» **Challenge**
Review the material and extract every line in which the word "caso" occurs.

______

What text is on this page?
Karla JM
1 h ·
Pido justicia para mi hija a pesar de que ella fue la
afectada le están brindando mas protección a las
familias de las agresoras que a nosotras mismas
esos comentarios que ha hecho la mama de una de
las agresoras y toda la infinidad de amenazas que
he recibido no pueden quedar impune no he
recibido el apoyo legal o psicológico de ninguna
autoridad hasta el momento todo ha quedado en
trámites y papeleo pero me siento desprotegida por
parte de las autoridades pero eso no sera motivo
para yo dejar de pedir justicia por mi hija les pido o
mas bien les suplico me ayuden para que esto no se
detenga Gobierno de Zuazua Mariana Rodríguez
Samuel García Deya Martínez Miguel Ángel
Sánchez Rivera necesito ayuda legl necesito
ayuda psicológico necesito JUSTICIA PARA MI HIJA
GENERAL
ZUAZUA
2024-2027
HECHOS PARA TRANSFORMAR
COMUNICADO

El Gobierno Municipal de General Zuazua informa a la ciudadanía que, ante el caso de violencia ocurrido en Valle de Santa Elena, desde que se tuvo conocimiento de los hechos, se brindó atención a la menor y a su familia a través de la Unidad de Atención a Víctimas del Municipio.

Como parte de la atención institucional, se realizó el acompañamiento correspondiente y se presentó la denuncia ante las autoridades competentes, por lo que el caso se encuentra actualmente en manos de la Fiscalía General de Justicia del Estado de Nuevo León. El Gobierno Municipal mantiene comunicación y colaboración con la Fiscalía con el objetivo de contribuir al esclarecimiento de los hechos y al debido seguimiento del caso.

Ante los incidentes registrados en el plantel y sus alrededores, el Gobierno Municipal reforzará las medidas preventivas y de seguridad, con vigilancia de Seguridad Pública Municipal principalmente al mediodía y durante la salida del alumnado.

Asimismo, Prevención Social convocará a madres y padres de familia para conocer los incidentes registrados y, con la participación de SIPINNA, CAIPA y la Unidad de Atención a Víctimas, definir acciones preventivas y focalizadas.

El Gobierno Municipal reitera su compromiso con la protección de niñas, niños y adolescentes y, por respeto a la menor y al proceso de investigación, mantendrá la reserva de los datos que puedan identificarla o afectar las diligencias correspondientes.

______

» **Final result**
El Gobierno Municipal de General Zuazua informa a la ciudadanía que, ante el caso de violencia ocurrido en Valle de Santa Elena, desde que se tuvo conocimiento de los hechos, se brindó atención a la menor y a su familia a través de la Unidad de Atención a Víctimas del Municipio.
Como parte de la atención institucional, se realizó el acompañamiento correspondiente y se presentó la denuncia ante las autoridades competentes, por lo que el caso se encuentra actualmente en manos de la Fiscalía General de Justicia del Estado de Nuevo León. El Gobierno Municipal mantiene comunicación y colaboración con la Fiscalía con el objetivo de contribuir al esclarecimiento de los hechos y al debido seguimiento del caso.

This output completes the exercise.